(begin)

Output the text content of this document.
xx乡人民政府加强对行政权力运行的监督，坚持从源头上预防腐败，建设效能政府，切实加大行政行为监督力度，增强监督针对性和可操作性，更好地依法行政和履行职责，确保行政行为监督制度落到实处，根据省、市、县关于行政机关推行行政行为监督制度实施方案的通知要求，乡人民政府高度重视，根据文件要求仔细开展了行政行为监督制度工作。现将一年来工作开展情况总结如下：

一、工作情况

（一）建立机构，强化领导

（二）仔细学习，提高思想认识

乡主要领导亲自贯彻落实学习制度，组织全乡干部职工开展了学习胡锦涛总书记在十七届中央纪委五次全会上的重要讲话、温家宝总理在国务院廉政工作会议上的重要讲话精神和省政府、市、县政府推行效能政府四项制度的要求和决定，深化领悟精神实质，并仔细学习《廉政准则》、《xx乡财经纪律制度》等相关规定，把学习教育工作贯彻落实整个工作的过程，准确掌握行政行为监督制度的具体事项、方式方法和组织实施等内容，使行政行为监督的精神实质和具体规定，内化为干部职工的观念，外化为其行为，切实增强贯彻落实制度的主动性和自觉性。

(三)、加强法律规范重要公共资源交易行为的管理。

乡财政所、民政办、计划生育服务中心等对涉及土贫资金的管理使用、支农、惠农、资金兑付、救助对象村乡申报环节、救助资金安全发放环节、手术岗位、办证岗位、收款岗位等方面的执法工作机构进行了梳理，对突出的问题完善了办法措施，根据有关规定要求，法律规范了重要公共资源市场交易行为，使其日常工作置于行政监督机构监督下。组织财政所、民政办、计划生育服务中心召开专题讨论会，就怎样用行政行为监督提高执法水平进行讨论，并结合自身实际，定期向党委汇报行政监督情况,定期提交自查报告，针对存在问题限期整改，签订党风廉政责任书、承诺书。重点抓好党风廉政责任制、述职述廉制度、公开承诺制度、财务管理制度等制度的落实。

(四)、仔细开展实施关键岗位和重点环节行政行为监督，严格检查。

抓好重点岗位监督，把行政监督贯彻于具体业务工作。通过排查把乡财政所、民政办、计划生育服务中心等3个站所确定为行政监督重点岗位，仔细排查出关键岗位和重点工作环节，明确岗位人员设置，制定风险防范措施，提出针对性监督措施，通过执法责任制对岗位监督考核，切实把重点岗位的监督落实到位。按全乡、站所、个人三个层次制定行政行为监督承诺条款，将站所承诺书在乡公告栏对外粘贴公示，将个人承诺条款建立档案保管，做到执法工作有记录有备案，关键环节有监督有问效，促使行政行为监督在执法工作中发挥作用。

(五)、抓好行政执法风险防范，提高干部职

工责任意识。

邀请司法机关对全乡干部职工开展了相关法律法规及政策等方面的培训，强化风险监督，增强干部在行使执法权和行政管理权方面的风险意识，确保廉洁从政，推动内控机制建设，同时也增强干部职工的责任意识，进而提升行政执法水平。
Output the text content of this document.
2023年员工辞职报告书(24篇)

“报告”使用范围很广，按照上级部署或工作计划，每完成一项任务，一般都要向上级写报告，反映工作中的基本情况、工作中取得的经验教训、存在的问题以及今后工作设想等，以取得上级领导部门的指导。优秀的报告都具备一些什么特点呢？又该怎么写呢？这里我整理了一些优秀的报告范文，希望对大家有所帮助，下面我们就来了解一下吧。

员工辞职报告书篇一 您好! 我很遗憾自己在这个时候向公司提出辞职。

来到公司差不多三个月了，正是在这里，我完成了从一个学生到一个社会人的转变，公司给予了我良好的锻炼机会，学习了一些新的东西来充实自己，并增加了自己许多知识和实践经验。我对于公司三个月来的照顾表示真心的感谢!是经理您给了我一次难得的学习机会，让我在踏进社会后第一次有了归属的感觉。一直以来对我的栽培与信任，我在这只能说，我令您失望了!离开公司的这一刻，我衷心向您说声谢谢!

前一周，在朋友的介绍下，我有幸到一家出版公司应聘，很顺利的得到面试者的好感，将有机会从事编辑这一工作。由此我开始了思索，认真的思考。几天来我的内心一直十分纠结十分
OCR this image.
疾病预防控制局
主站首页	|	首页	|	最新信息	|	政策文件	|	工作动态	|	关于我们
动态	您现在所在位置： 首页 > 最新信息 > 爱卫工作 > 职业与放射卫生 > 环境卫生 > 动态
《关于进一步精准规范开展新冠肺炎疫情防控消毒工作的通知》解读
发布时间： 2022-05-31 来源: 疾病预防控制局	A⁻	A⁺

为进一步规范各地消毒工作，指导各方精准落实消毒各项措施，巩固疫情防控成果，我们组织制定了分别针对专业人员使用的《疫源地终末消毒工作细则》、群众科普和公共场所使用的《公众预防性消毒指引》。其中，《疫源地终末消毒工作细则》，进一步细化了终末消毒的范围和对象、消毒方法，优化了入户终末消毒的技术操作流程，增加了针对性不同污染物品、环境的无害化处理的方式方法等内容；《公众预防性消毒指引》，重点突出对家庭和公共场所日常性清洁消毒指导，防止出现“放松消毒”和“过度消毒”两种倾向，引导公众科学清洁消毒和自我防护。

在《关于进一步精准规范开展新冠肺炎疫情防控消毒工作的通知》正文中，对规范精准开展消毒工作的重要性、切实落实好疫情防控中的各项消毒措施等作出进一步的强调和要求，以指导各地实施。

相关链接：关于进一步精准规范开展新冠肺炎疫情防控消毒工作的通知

(end)

The records are above. How many lines in them contain the word "关于进一步精准规范开展新冠肺炎疫情防控消毒工作的通知"? Give the number alone.

3